Every entry below must be repeated exactly; skip the pictures.

====== EXERCISE INPUTS

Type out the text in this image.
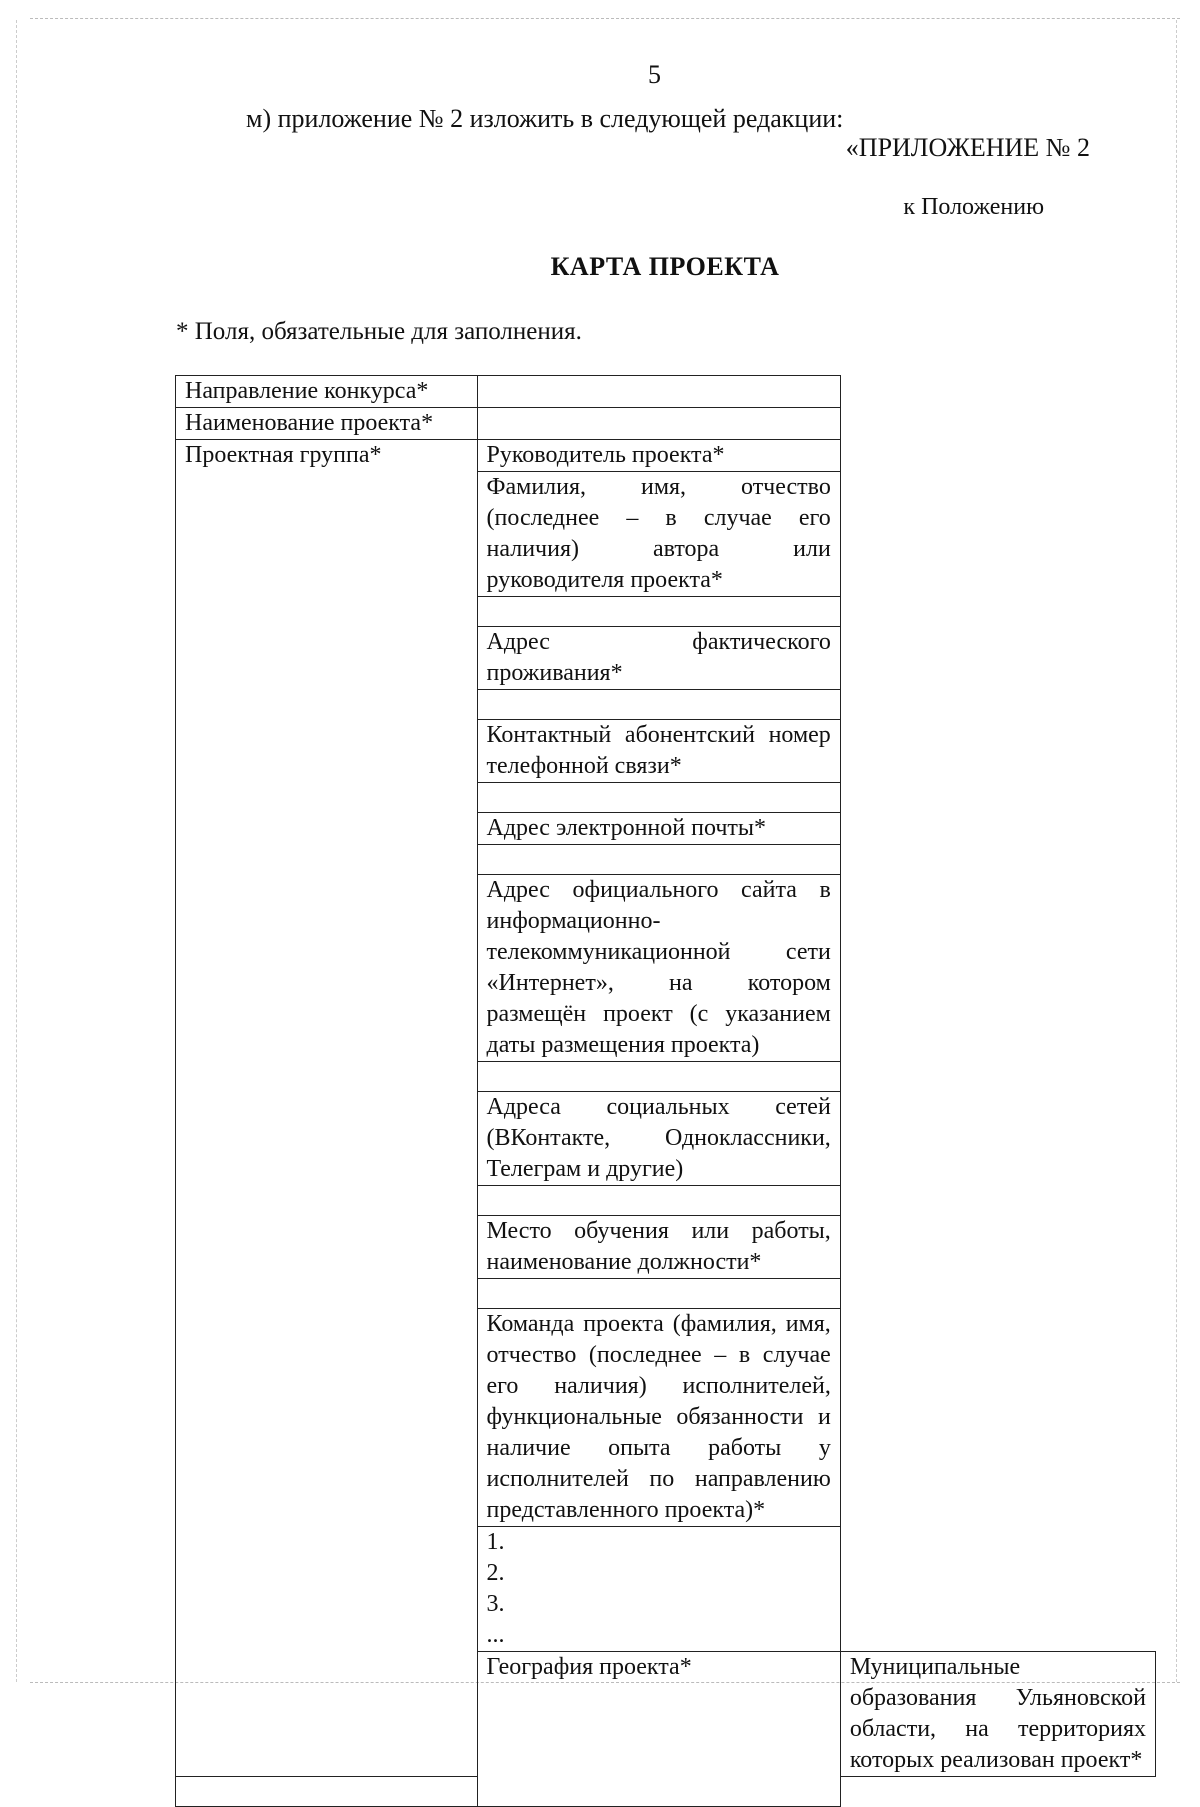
5
м) приложение № 2 изложить в следующей редакции:
«ПРИЛОЖЕНИЕ № 2
к Положению
КАРТА ПРОЕКТА
* Поля, обязательные для заполнения.
Направление конкурса*		
Наименование проекта*		
Проектная группа*	Руководитель проекта*	
	Фамилия, имя, отчество (последнее – в случае его наличия) автора или руководителя проекта*	

	Адрес фактического проживания*	

	Контактный абонентский номер телефонной связи*	

	Адрес электронной почты*	

	Адрес официального сайта в информационно-телекоммуникационной сети «Интернет», на котором размещён проект (с указанием даты размещения проекта)	

	Адреса социальных сетей (ВКонтакте, Одноклассники, Телеграм и другие)	

	Место обучения или работы, наименование должности*	

	Команда проекта (фамилия, имя, отчество (последнее – в случае его наличия) исполнителей, функциональные обязанности и наличие опыта работы у исполнителей по направлению представленного проекта)*	

	1.
2.
3.
...	

	География проекта*	Муниципальные образования Ульяновской области, на территориях которых реализован проект*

============

**RESULT FOR THIS EXERCISE**
Type out the text in this image.
5
м) приложение № 2 изложить в следующей редакции:
«ПРИЛОЖЕНИЕ № 2
к Положению
КАРТА ПРОЕКТА
* Поля, обязательные для заполнения.
Направление конкурса*		
Наименование проекта*		
Проектная группа*	Руководитель проекта*	
	Фамилия, имя, отчество (последнее – в случае его наличия) автора или руководителя проекта*	

	Адрес фактического проживания*	

	Контактный абонентский номер телефонной связи*	

	Адрес электронной почты*	

	Адрес официального сайта в информационно-телекоммуникационной сети «Интернет», на котором размещён проект (с указанием даты размещения проекта)	

	Адреса социальных сетей (ВКонтакте, Одноклассники, Телеграм и другие)	

	Место обучения или работы, наименование должности*	

	Команда проекта (фамилия, имя, отчество (последнее – в случае его наличия) исполнителей, функциональные обязанности и наличие опыта работы у исполнителей по направлению представленного проекта)*	

	1.
2.
3.
...	

	География проекта*	Муниципальные образования Ульяновской области, на территориях которых реализован проект*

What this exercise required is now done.